>> start
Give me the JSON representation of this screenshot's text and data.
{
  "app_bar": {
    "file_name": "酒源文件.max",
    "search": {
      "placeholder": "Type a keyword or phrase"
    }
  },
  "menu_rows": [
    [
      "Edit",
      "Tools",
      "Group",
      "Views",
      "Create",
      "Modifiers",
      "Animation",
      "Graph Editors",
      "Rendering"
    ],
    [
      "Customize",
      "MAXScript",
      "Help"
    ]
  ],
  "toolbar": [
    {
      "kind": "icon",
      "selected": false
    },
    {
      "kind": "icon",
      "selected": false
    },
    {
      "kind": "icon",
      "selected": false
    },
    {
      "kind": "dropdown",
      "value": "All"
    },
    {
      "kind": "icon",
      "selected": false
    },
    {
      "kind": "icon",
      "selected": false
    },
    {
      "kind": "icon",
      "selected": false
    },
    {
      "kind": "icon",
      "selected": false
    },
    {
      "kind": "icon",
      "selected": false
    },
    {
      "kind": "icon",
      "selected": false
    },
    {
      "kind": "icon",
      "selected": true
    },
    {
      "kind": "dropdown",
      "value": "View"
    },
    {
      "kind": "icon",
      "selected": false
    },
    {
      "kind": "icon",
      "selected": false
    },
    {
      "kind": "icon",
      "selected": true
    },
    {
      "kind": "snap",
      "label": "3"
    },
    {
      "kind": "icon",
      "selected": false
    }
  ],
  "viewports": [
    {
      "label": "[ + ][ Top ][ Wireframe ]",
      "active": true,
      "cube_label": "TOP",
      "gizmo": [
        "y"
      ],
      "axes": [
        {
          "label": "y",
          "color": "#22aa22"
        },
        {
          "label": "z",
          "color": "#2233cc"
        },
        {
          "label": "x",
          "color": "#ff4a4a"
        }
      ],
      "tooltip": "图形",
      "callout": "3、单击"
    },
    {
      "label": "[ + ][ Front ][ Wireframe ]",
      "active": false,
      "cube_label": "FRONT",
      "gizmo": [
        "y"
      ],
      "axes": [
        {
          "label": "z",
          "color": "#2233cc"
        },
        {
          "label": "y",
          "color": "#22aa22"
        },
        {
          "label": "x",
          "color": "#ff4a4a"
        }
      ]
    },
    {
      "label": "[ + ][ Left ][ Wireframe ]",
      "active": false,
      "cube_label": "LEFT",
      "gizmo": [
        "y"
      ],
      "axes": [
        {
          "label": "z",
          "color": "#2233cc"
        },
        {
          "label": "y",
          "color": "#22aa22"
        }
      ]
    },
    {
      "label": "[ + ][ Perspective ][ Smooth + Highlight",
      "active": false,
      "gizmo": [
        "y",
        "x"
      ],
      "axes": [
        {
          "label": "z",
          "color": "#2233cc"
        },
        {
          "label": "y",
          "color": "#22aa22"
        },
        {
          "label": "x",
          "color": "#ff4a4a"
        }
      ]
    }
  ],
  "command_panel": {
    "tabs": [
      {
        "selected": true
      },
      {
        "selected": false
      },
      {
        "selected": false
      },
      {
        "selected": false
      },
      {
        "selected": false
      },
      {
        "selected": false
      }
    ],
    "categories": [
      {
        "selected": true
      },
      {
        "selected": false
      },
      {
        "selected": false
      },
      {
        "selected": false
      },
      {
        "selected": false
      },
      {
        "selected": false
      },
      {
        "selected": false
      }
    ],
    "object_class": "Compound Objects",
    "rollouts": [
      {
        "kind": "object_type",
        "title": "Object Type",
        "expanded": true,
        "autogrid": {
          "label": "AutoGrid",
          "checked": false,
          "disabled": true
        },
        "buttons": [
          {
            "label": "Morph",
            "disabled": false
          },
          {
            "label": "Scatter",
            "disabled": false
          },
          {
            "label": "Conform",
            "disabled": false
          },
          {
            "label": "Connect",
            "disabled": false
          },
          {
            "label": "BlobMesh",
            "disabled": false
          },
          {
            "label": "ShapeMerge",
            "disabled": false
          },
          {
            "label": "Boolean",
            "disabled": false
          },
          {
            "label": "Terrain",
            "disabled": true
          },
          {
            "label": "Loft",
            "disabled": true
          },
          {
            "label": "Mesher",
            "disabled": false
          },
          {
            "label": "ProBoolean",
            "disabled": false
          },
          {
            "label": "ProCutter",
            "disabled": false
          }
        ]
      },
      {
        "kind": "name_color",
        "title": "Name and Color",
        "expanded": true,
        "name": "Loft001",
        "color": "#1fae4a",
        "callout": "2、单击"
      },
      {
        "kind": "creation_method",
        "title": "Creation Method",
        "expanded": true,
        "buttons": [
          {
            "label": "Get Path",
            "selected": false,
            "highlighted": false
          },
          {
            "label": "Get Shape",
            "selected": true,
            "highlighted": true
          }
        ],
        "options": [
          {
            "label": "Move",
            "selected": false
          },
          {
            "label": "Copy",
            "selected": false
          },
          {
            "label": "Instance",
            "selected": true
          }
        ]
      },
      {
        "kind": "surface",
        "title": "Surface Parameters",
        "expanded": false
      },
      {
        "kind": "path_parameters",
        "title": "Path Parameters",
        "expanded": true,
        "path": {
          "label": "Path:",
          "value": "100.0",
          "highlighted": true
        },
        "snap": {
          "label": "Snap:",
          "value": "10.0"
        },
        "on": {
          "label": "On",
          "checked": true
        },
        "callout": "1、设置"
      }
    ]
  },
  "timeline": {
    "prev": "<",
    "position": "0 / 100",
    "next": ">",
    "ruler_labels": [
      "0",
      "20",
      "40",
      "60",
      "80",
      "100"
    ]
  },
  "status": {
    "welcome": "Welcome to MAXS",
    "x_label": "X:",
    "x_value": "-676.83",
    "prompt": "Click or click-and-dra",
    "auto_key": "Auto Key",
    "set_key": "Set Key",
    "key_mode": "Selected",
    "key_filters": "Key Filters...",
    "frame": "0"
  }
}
>> end
# GIVEN INSTRUCTION
Using the entries above, find all lines with "title". Copy them.

# ANSWER FOR THE TASK
        "title": "Object Type",
        "title": "Name and Color",
        "title": "Creation Method",
        "title": "Surface Parameters",
        "title": "Path Parameters",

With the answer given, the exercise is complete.